— begin Extracted information —

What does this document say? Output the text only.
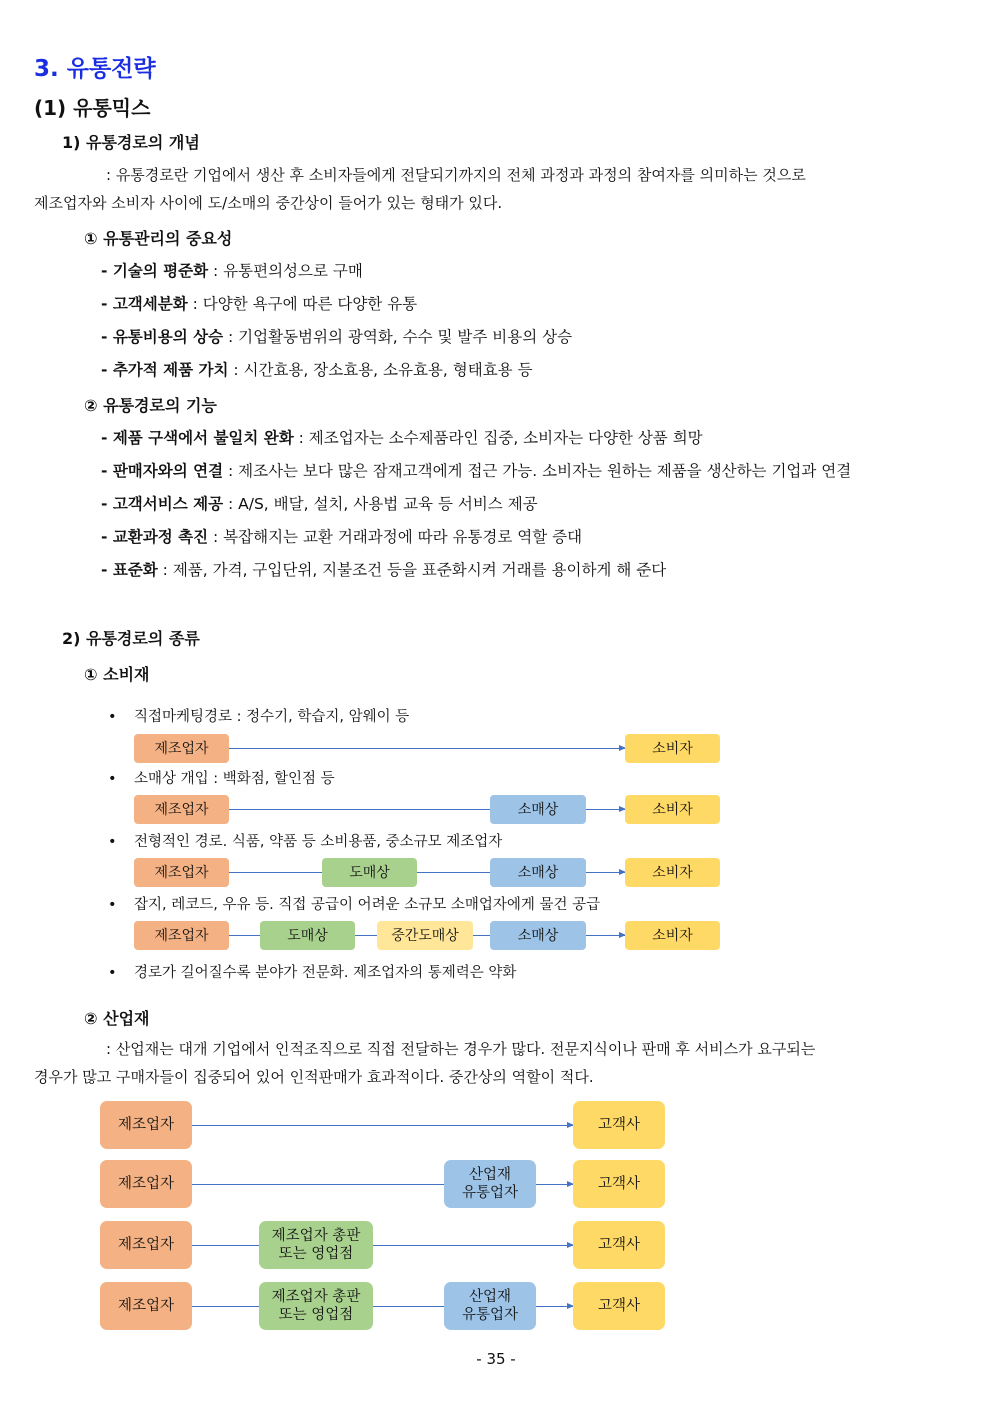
3. 유통전략
(1) 유통믹스
1) 유통경로의 개념
: 유통경로란 기업에서 생산 후 소비자들에게 전달되기까지의 전체 과정과 과정의 참여자를 의미하는 것으로
제조업자와 소비자 사이에 도/소매의 중간상이 들어가 있는 형태가 있다.
① 유통관리의 중요성
- 기술의 평준화 : 유통편의성으로 구매
- 고객세분화 : 다양한 욕구에 따른 다양한 유통
- 유통비용의 상승 : 기업활동범위의 광역화, 수수 및 발주 비용의 상승
- 추가적 제품 가치 : 시간효용, 장소효용, 소유효용, 형태효용 등
② 유통경로의 기능
- 제품 구색에서 불일치 완화 : 제조업자는 소수제품라인 집중, 소비자는 다양한 상품 희망
- 판매자와의 연결 : 제조사는 보다 많은 잠재고객에게 접근 가능. 소비자는 원하는 제품을 생산하는 기업과 연결
- 고객서비스 제공 : A/S, 배달, 설치, 사용법 교육 등 서비스 제공
- 교환과정 촉진 : 복잡해지는 교환 거래과정에 따라 유통경로 역할 증대
- 표준화 : 제품, 가격, 구입단위, 지불조건 등을 표준화시켜 거래를 용이하게 해 준다
2) 유통경로의 종류
① 소비재
• 직접마케팅경로 : 정수기, 학습지, 암웨이 등
제조업자	소비자
• 소매상 개입 : 백화점, 할인점 등
제조업자	소매상	소비자
• 전형적인 경로. 식품, 약품 등 소비용품, 중소규모 제조업자
제조업자	도매상	소매상	소비자
• 잡지, 레코드, 우유 등. 직접 공급이 어려운 소규모 소매업자에게 물건 공급
제조업자	도매상	중간도매상	소매상	소비자
• 경로가 길어질수록 분야가 전문화. 제조업자의 통제력은 약화
② 산업재
: 산업재는 대개 기업에서 인적조직으로 직접 전달하는 경우가 많다. 전문지식이나 판매 후 서비스가 요구되는
경우가 많고 구매자들이 집중되어 있어 인적판매가 효과적이다. 중간상의 역할이 적다.
제조업자	고객사
제조업자
산업재
유통업자
고객사
제조업자
제조업자 총판
또는 영업점
고객사
제조업자
제조업자 총판
또는 영업점
산업재
유통업자
고객사
- 35 -
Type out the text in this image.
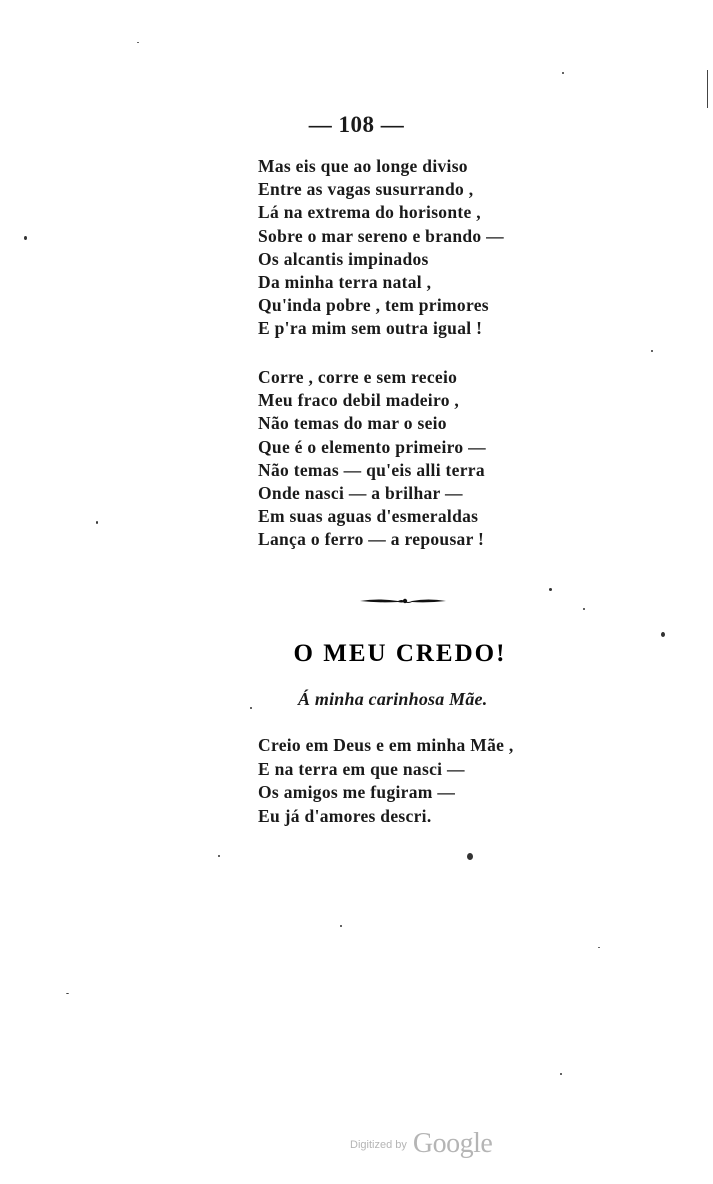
— 108 —
Mas eis que ao longe diviso
Entre as vagas susurrando ,
Lá na extrema do horisonte ,
Sobre o mar sereno e brando —
Os alcantis impinados
Da minha terra natal ,
Qu'inda pobre , tem primores
E p'ra mim sem outra igual !
Corre , corre e sem receio
Meu fraco debil madeiro ,
Não temas do mar o seio
Que é o elemento primeiro —
Não temas — qu'eis alli terra
Onde nasci — a brilhar —
Em suas aguas d'esmeraldas
Lança o ferro — a repousar !
O MEU CREDO!
Á minha carinhosa Mãe.
Creio em Deus e em minha Mãe ,
E na terra em que nasci —
Os amigos me fugiram —
Eu já d'amores descri.
$^{Digitized by}$ Google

— end Extracted information —

> _Prompt_: Repeat the material above in full and exactly, apart from the pictures.

> _Solution for this exercise_:
What does this document say? Output the text only.
3. 유통전략
(1) 유통믹스
1) 유통경로의 개념
: 유통경로란 기업에서 생산 후 소비자들에게 전달되기까지의 전체 과정과 과정의 참여자를 의미하는 것으로
제조업자와 소비자 사이에 도/소매의 중간상이 들어가 있는 형태가 있다.
① 유통관리의 중요성
- 기술의 평준화 : 유통편의성으로 구매
- 고객세분화 : 다양한 욕구에 따른 다양한 유통
- 유통비용의 상승 : 기업활동범위의 광역화, 수수 및 발주 비용의 상승
- 추가적 제품 가치 : 시간효용, 장소효용, 소유효용, 형태효용 등
② 유통경로의 기능
- 제품 구색에서 불일치 완화 : 제조업자는 소수제품라인 집중, 소비자는 다양한 상품 희망
- 판매자와의 연결 : 제조사는 보다 많은 잠재고객에게 접근 가능. 소비자는 원하는 제품을 생산하는 기업과 연결
- 고객서비스 제공 : A/S, 배달, 설치, 사용법 교육 등 서비스 제공
- 교환과정 촉진 : 복잡해지는 교환 거래과정에 따라 유통경로 역할 증대
- 표준화 : 제품, 가격, 구입단위, 지불조건 등을 표준화시켜 거래를 용이하게 해 준다
2) 유통경로의 종류
① 소비재
• 직접마케팅경로 : 정수기, 학습지, 암웨이 등
제조업자	소비자
• 소매상 개입 : 백화점, 할인점 등
제조업자	소매상	소비자
• 전형적인 경로. 식품, 약품 등 소비용품, 중소규모 제조업자
제조업자	도매상	소매상	소비자
• 잡지, 레코드, 우유 등. 직접 공급이 어려운 소규모 소매업자에게 물건 공급
제조업자	도매상	중간도매상	소매상	소비자
• 경로가 길어질수록 분야가 전문화. 제조업자의 통제력은 약화
② 산업재
: 산업재는 대개 기업에서 인적조직으로 직접 전달하는 경우가 많다. 전문지식이나 판매 후 서비스가 요구되는
경우가 많고 구매자들이 집중되어 있어 인적판매가 효과적이다. 중간상의 역할이 적다.
제조업자	고객사
제조업자
산업재
유통업자
고객사
제조업자
제조업자 총판
또는 영업점
고객사
제조업자
제조업자 총판
또는 영업점
산업재
유통업자
고객사
- 35 -
Type out the text in this image.
— 108 —
Mas eis que ao longe diviso
Entre as vagas susurrando ,
Lá na extrema do horisonte ,
Sobre o mar sereno e brando —
Os alcantis impinados
Da minha terra natal ,
Qu'inda pobre , tem primores
E p'ra mim sem outra igual !
Corre , corre e sem receio
Meu fraco debil madeiro ,
Não temas do mar o seio
Que é o elemento primeiro —
Não temas — qu'eis alli terra
Onde nasci — a brilhar —
Em suas aguas d'esmeraldas
Lança o ferro — a repousar !
O MEU CREDO!
Á minha carinhosa Mãe.
Creio em Deus e em minha Mãe ,
E na terra em que nasci —
Os amigos me fugiram —
Eu já d'amores descri.
$^{Digitized by}$ Google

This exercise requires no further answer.